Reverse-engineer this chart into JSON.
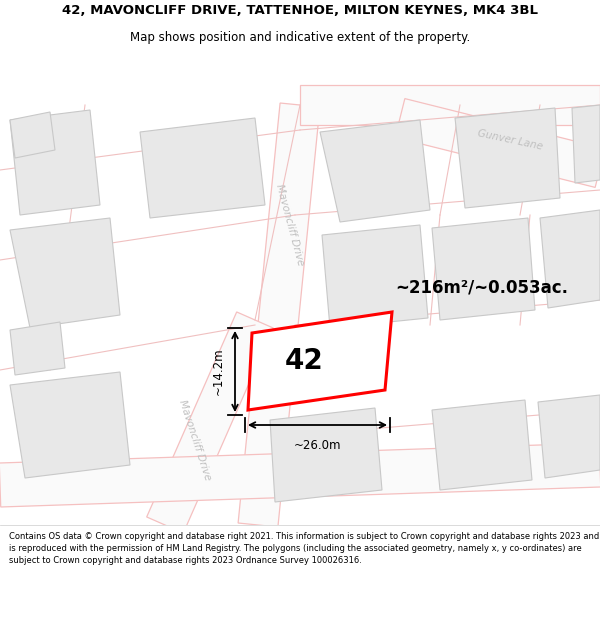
{
  "title_line1": "42, MAVONCLIFF DRIVE, TATTENHOE, MILTON KEYNES, MK4 3BL",
  "title_line2": "Map shows position and indicative extent of the property.",
  "footer_text": "Contains OS data © Crown copyright and database right 2021. This information is subject to Crown copyright and database rights 2023 and is reproduced with the permission of HM Land Registry. The polygons (including the associated geometry, namely x, y co-ordinates) are subject to Crown copyright and database rights 2023 Ordnance Survey 100026316.",
  "map_bg": "#ffffff",
  "road_stroke": "#f5c0c0",
  "road_fill": "#ffffff",
  "plot_stroke": "#f0c0c0",
  "building_fill": "#e8e8e8",
  "building_edge": "#c8c8c8",
  "highlight_color": "#ff0000",
  "text_gray": "#c0c0c0",
  "area_text": "~216m²/~0.053ac.",
  "number_label": "42",
  "dim_width": "~26.0m",
  "dim_height": "~14.2m",
  "road_label_upper": "Mavoncliff Drive",
  "road_label_lower": "Mavoncliff Drive",
  "road_label_top": "Gunver Lane"
}
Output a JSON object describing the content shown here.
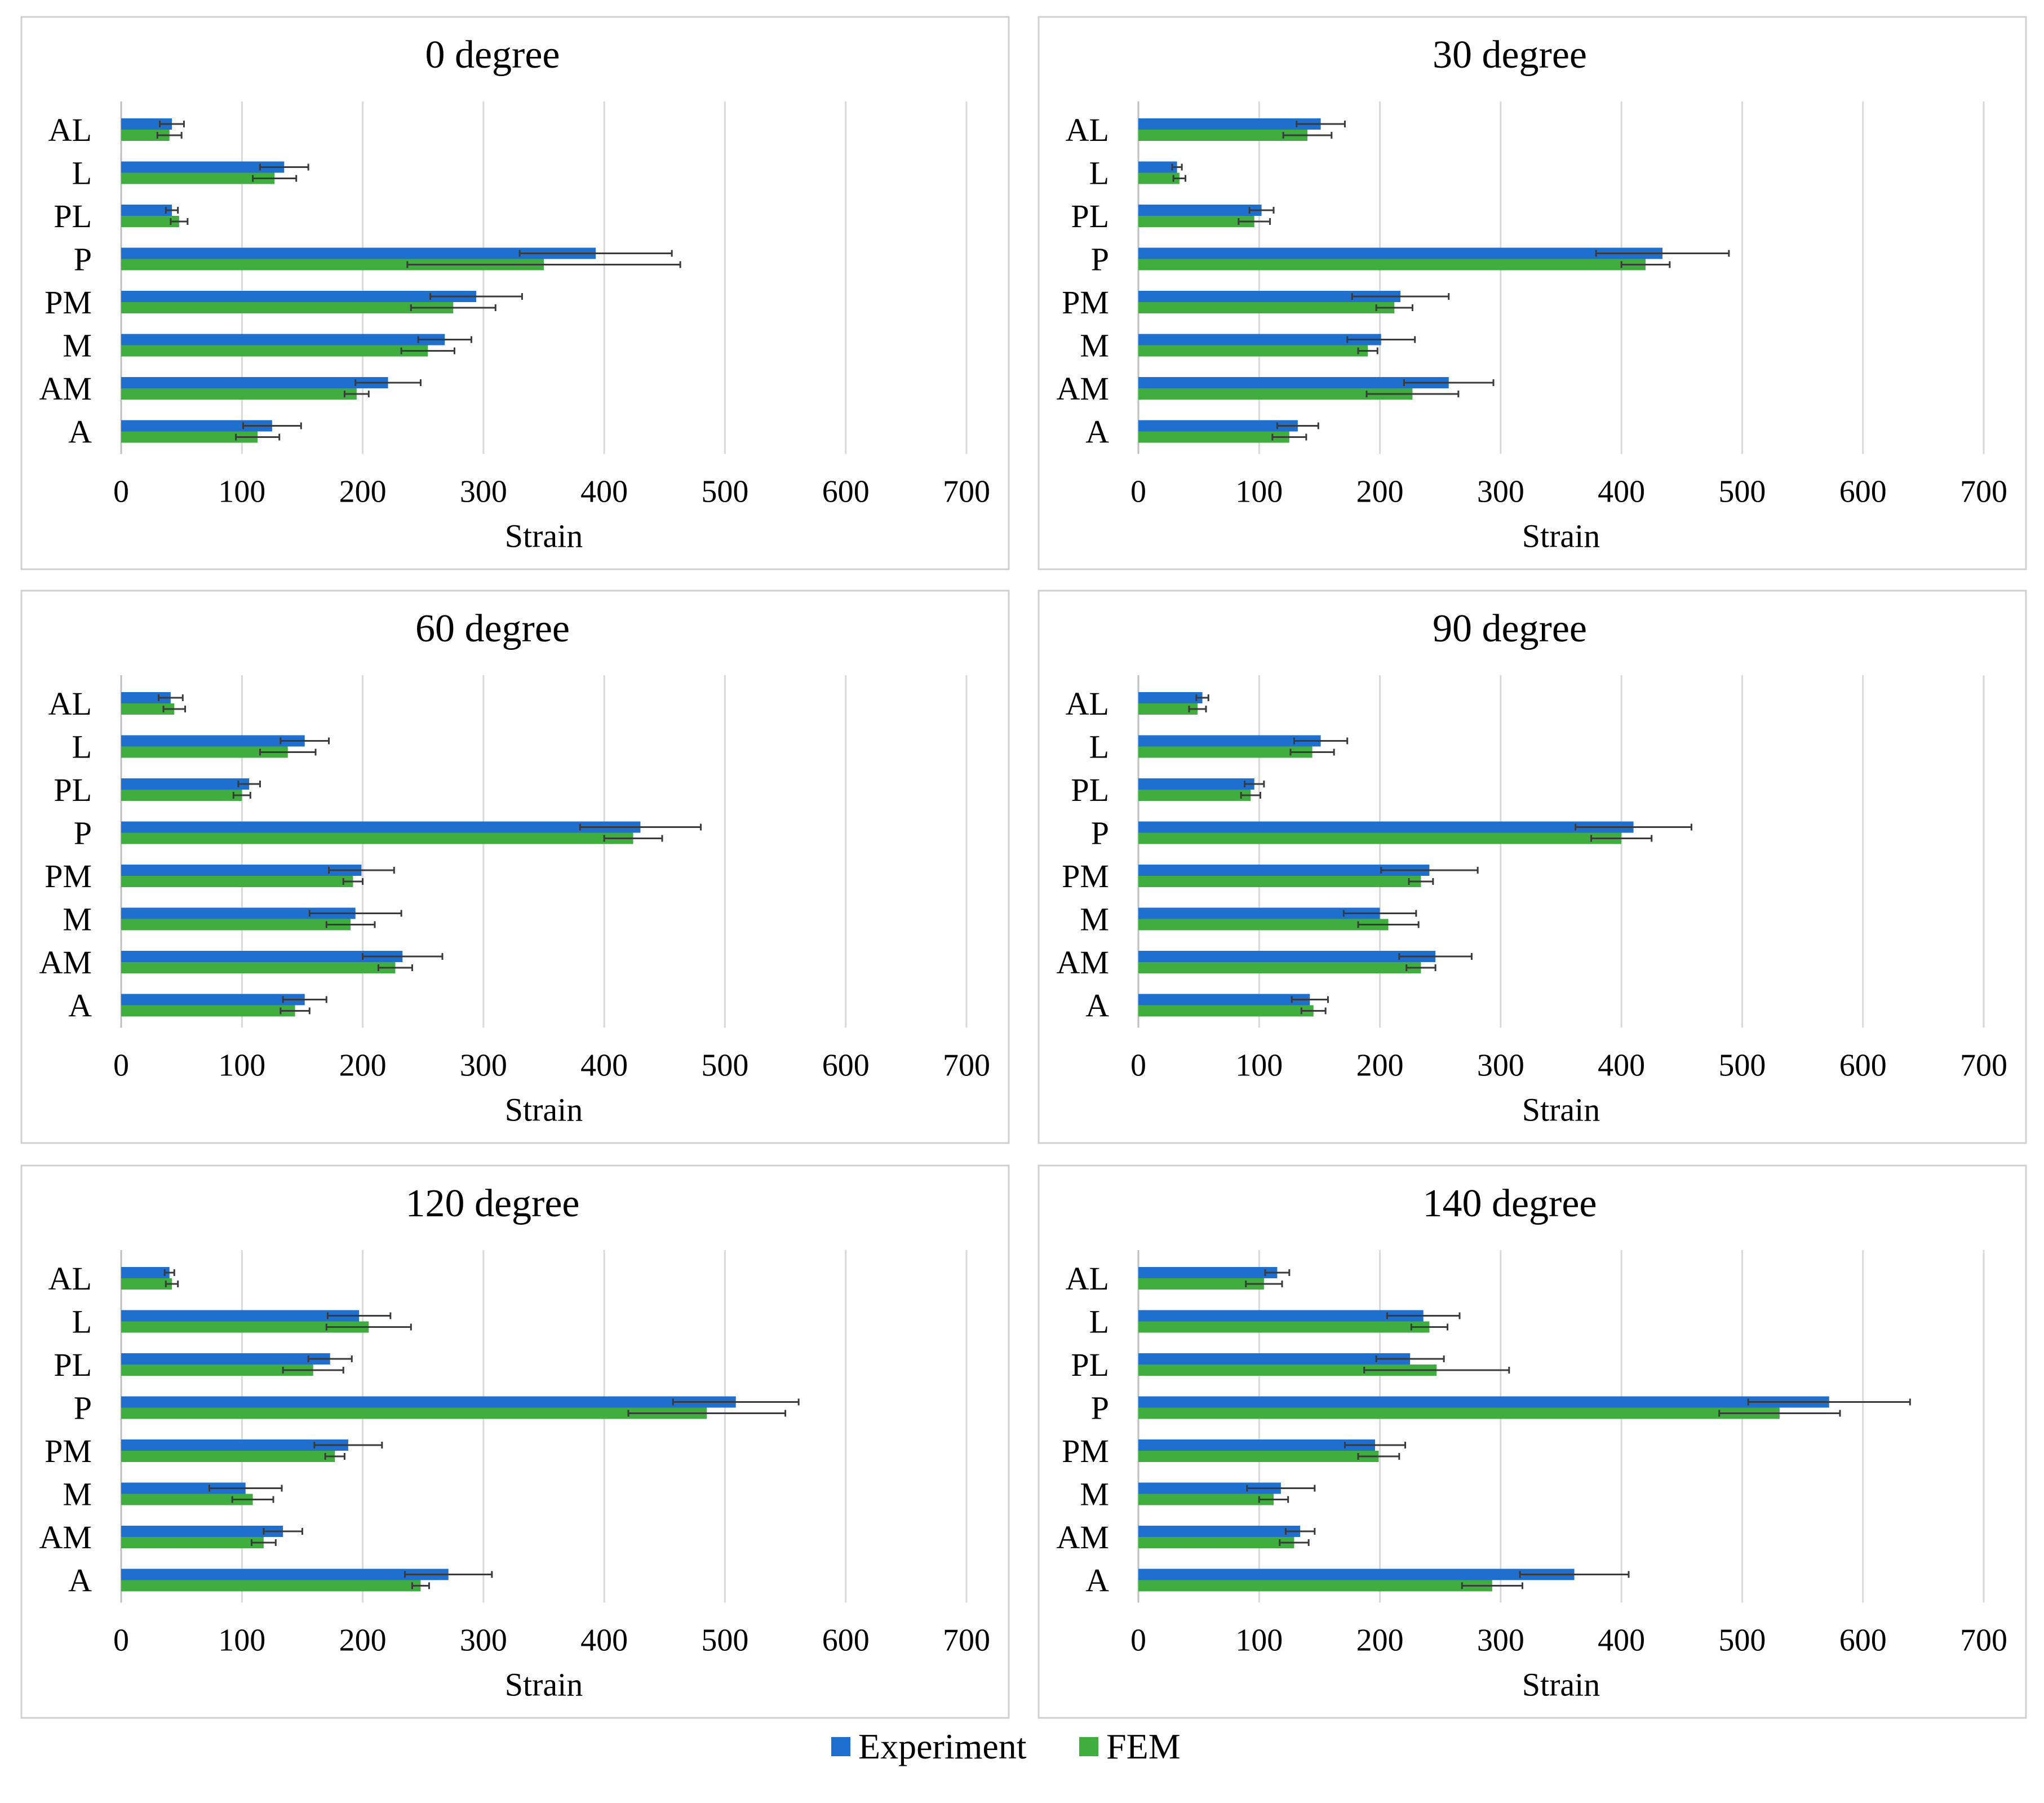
{
  "chart_data": [
    {
      "type": "bar",
      "orientation": "horizontal",
      "title": "0 degree",
      "xlabel": "Strain",
      "ylabel": "",
      "xlim": [
        0,
        700
      ],
      "xticks": [
        0,
        100,
        200,
        300,
        400,
        500,
        600,
        700
      ],
      "categories": [
        "AL",
        "L",
        "PL",
        "P",
        "PM",
        "M",
        "AM",
        "A"
      ],
      "series": [
        {
          "name": "Experiment",
          "values": [
            42,
            135,
            42,
            393,
            294,
            268,
            221,
            125
          ],
          "errors": [
            10,
            20,
            5,
            63,
            38,
            22,
            27,
            24
          ]
        },
        {
          "name": "FEM",
          "values": [
            40,
            127,
            48,
            350,
            275,
            254,
            195,
            113
          ],
          "errors": [
            10,
            18,
            7,
            113,
            35,
            22,
            10,
            18
          ]
        }
      ]
    },
    {
      "type": "bar",
      "orientation": "horizontal",
      "title": "30 degree",
      "xlabel": "Strain",
      "ylabel": "",
      "xlim": [
        0,
        700
      ],
      "xticks": [
        0,
        100,
        200,
        300,
        400,
        500,
        600,
        700
      ],
      "categories": [
        "AL",
        "L",
        "PL",
        "P",
        "PM",
        "M",
        "AM",
        "A"
      ],
      "series": [
        {
          "name": "Experiment",
          "values": [
            151,
            32,
            102,
            434,
            217,
            201,
            257,
            132
          ],
          "errors": [
            20,
            4,
            10,
            55,
            40,
            28,
            37,
            17
          ]
        },
        {
          "name": "FEM",
          "values": [
            140,
            34,
            96,
            420,
            212,
            190,
            227,
            125
          ],
          "errors": [
            20,
            5,
            13,
            20,
            15,
            8,
            38,
            14
          ]
        }
      ]
    },
    {
      "type": "bar",
      "orientation": "horizontal",
      "title": "60 degree",
      "xlabel": "Strain",
      "ylabel": "",
      "xlim": [
        0,
        700
      ],
      "xticks": [
        0,
        100,
        200,
        300,
        400,
        500,
        600,
        700
      ],
      "categories": [
        "AL",
        "L",
        "PL",
        "P",
        "PM",
        "M",
        "AM",
        "A"
      ],
      "series": [
        {
          "name": "Experiment",
          "values": [
            41,
            152,
            106,
            430,
            199,
            194,
            233,
            152
          ],
          "errors": [
            10,
            20,
            9,
            50,
            27,
            38,
            33,
            18
          ]
        },
        {
          "name": "FEM",
          "values": [
            44,
            138,
            100,
            424,
            192,
            190,
            227,
            144
          ],
          "errors": [
            9,
            23,
            7,
            24,
            8,
            20,
            14,
            12
          ]
        }
      ]
    },
    {
      "type": "bar",
      "orientation": "horizontal",
      "title": "90 degree",
      "xlabel": "Strain",
      "ylabel": "",
      "xlim": [
        0,
        700
      ],
      "xticks": [
        0,
        100,
        200,
        300,
        400,
        500,
        600,
        700
      ],
      "categories": [
        "AL",
        "L",
        "PL",
        "P",
        "PM",
        "M",
        "AM",
        "A"
      ],
      "series": [
        {
          "name": "Experiment",
          "values": [
            53,
            151,
            96,
            410,
            241,
            200,
            246,
            142
          ],
          "errors": [
            5,
            22,
            8,
            48,
            40,
            30,
            30,
            15
          ]
        },
        {
          "name": "FEM",
          "values": [
            49,
            144,
            93,
            400,
            234,
            207,
            234,
            145
          ],
          "errors": [
            7,
            18,
            8,
            25,
            10,
            25,
            12,
            10
          ]
        }
      ]
    },
    {
      "type": "bar",
      "orientation": "horizontal",
      "title": "120 degree",
      "xlabel": "Strain",
      "ylabel": "",
      "xlim": [
        0,
        700
      ],
      "xticks": [
        0,
        100,
        200,
        300,
        400,
        500,
        600,
        700
      ],
      "categories": [
        "AL",
        "L",
        "PL",
        "P",
        "PM",
        "M",
        "AM",
        "A"
      ],
      "series": [
        {
          "name": "Experiment",
          "values": [
            40,
            197,
            173,
            509,
            188,
            103,
            134,
            271
          ],
          "errors": [
            4,
            26,
            18,
            52,
            28,
            30,
            16,
            36
          ]
        },
        {
          "name": "FEM",
          "values": [
            42,
            205,
            159,
            485,
            177,
            109,
            118,
            248
          ],
          "errors": [
            5,
            35,
            25,
            65,
            8,
            17,
            10,
            7
          ]
        }
      ]
    },
    {
      "type": "bar",
      "orientation": "horizontal",
      "title": "140 degree",
      "xlabel": "Strain",
      "ylabel": "",
      "xlim": [
        0,
        700
      ],
      "xticks": [
        0,
        100,
        200,
        300,
        400,
        500,
        600,
        700
      ],
      "categories": [
        "AL",
        "L",
        "PL",
        "P",
        "PM",
        "M",
        "AM",
        "A"
      ],
      "series": [
        {
          "name": "Experiment",
          "values": [
            115,
            236,
            225,
            572,
            196,
            118,
            134,
            361
          ],
          "errors": [
            10,
            30,
            28,
            67,
            25,
            28,
            12,
            45
          ]
        },
        {
          "name": "FEM",
          "values": [
            104,
            241,
            247,
            531,
            199,
            112,
            129,
            293
          ],
          "errors": [
            15,
            15,
            60,
            50,
            17,
            12,
            12,
            25
          ]
        }
      ]
    }
  ],
  "legend": {
    "position": "bottom-center",
    "items": [
      {
        "label": "Experiment",
        "color": "#1f6fcf"
      },
      {
        "label": "FEM",
        "color": "#3fae3f"
      }
    ]
  }
}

### PROBLEM TO SOLVE
Retype the whole listing, keeping every line identical and omitting all pictures.

### ANSWER TO THE TASK
Reverse-engineer this chart into JSON.
{
  "title_line1": "42, MAVONCLIFF DRIVE, TATTENHOE, MILTON KEYNES, MK4 3BL",
  "title_line2": "Map shows position and indicative extent of the property.",
  "footer_text": "Contains OS data © Crown copyright and database right 2021. This information is subject to Crown copyright and database rights 2023 and is reproduced with the permission of HM Land Registry. The polygons (including the associated geometry, namely x, y co-ordinates) are subject to Crown copyright and database rights 2023 Ordnance Survey 100026316.",
  "map_bg": "#ffffff",
  "road_stroke": "#f5c0c0",
  "road_fill": "#ffffff",
  "plot_stroke": "#f0c0c0",
  "building_fill": "#e8e8e8",
  "building_edge": "#c8c8c8",
  "highlight_color": "#ff0000",
  "text_gray": "#c0c0c0",
  "area_text": "~216m²/~0.053ac.",
  "number_label": "42",
  "dim_width": "~26.0m",
  "dim_height": "~14.2m",
  "road_label_upper": "Mavoncliff Drive",
  "road_label_lower": "Mavoncliff Drive",
  "road_label_top": "Gunver Lane"
}
Output a JSON object describing the content shown here.
{
  "chart_data": [
    {
      "type": "bar",
      "orientation": "horizontal",
      "title": "0 degree",
      "xlabel": "Strain",
      "ylabel": "",
      "xlim": [
        0,
        700
      ],
      "xticks": [
        0,
        100,
        200,
        300,
        400,
        500,
        600,
        700
      ],
      "categories": [
        "AL",
        "L",
        "PL",
        "P",
        "PM",
        "M",
        "AM",
        "A"
      ],
      "series": [
        {
          "name": "Experiment",
          "values": [
            42,
            135,
            42,
            393,
            294,
            268,
            221,
            125
          ],
          "errors": [
            10,
            20,
            5,
            63,
            38,
            22,
            27,
            24
          ]
        },
        {
          "name": "FEM",
          "values": [
            40,
            127,
            48,
            350,
            275,
            254,
            195,
            113
          ],
          "errors": [
            10,
            18,
            7,
            113,
            35,
            22,
            10,
            18
          ]
        }
      ]
    },
    {
      "type": "bar",
      "orientation": "horizontal",
      "title": "30 degree",
      "xlabel": "Strain",
      "ylabel": "",
      "xlim": [
        0,
        700
      ],
      "xticks": [
        0,
        100,
        200,
        300,
        400,
        500,
        600,
        700
      ],
      "categories": [
        "AL",
        "L",
        "PL",
        "P",
        "PM",
        "M",
        "AM",
        "A"
      ],
      "series": [
        {
          "name": "Experiment",
          "values": [
            151,
            32,
            102,
            434,
            217,
            201,
            257,
            132
          ],
          "errors": [
            20,
            4,
            10,
            55,
            40,
            28,
            37,
            17
          ]
        },
        {
          "name": "FEM",
          "values": [
            140,
            34,
            96,
            420,
            212,
            190,
            227,
            125
          ],
          "errors": [
            20,
            5,
            13,
            20,
            15,
            8,
            38,
            14
          ]
        }
      ]
    },
    {
      "type": "bar",
      "orientation": "horizontal",
      "title": "60 degree",
      "xlabel": "Strain",
      "ylabel": "",
      "xlim": [
        0,
        700
      ],
      "xticks": [
        0,
        100,
        200,
        300,
        400,
        500,
        600,
        700
      ],
      "categories": [
        "AL",
        "L",
        "PL",
        "P",
        "PM",
        "M",
        "AM",
        "A"
      ],
      "series": [
        {
          "name": "Experiment",
          "values": [
            41,
            152,
            106,
            430,
            199,
            194,
            233,
            152
          ],
          "errors": [
            10,
            20,
            9,
            50,
            27,
            38,
            33,
            18
          ]
        },
        {
          "name": "FEM",
          "values": [
            44,
            138,
            100,
            424,
            192,
            190,
            227,
            144
          ],
          "errors": [
            9,
            23,
            7,
            24,
            8,
            20,
            14,
            12
          ]
        }
      ]
    },
    {
      "type": "bar",
      "orientation": "horizontal",
      "title": "90 degree",
      "xlabel": "Strain",
      "ylabel": "",
      "xlim": [
        0,
        700
      ],
      "xticks": [
        0,
        100,
        200,
        300,
        400,
        500,
        600,
        700
      ],
      "categories": [
        "AL",
        "L",
        "PL",
        "P",
        "PM",
        "M",
        "AM",
        "A"
      ],
      "series": [
        {
          "name": "Experiment",
          "values": [
            53,
            151,
            96,
            410,
            241,
            200,
            246,
            142
          ],
          "errors": [
            5,
            22,
            8,
            48,
            40,
            30,
            30,
            15
          ]
        },
        {
          "name": "FEM",
          "values": [
            49,
            144,
            93,
            400,
            234,
            207,
            234,
            145
          ],
          "errors": [
            7,
            18,
            8,
            25,
            10,
            25,
            12,
            10
          ]
        }
      ]
    },
    {
      "type": "bar",
      "orientation": "horizontal",
      "title": "120 degree",
      "xlabel": "Strain",
      "ylabel": "",
      "xlim": [
        0,
        700
      ],
      "xticks": [
        0,
        100,
        200,
        300,
        400,
        500,
        600,
        700
      ],
      "categories": [
        "AL",
        "L",
        "PL",
        "P",
        "PM",
        "M",
        "AM",
        "A"
      ],
      "series": [
        {
          "name": "Experiment",
          "values": [
            40,
            197,
            173,
            509,
            188,
            103,
            134,
            271
          ],
          "errors": [
            4,
            26,
            18,
            52,
            28,
            30,
            16,
            36
          ]
        },
        {
          "name": "FEM",
          "values": [
            42,
            205,
            159,
            485,
            177,
            109,
            118,
            248
          ],
          "errors": [
            5,
            35,
            25,
            65,
            8,
            17,
            10,
            7
          ]
        }
      ]
    },
    {
      "type": "bar",
      "orientation": "horizontal",
      "title": "140 degree",
      "xlabel": "Strain",
      "ylabel": "",
      "xlim": [
        0,
        700
      ],
      "xticks": [
        0,
        100,
        200,
        300,
        400,
        500,
        600,
        700
      ],
      "categories": [
        "AL",
        "L",
        "PL",
        "P",
        "PM",
        "M",
        "AM",
        "A"
      ],
      "series": [
        {
          "name": "Experiment",
          "values": [
            115,
            236,
            225,
            572,
            196,
            118,
            134,
            361
          ],
          "errors": [
            10,
            30,
            28,
            67,
            25,
            28,
            12,
            45
          ]
        },
        {
          "name": "FEM",
          "values": [
            104,
            241,
            247,
            531,
            199,
            112,
            129,
            293
          ],
          "errors": [
            15,
            15,
            60,
            50,
            17,
            12,
            12,
            25
          ]
        }
      ]
    }
  ],
  "legend": {
    "position": "bottom-center",
    "items": [
      {
        "label": "Experiment",
        "color": "#1f6fcf"
      },
      {
        "label": "FEM",
        "color": "#3fae3f"
      }
    ]
  }
}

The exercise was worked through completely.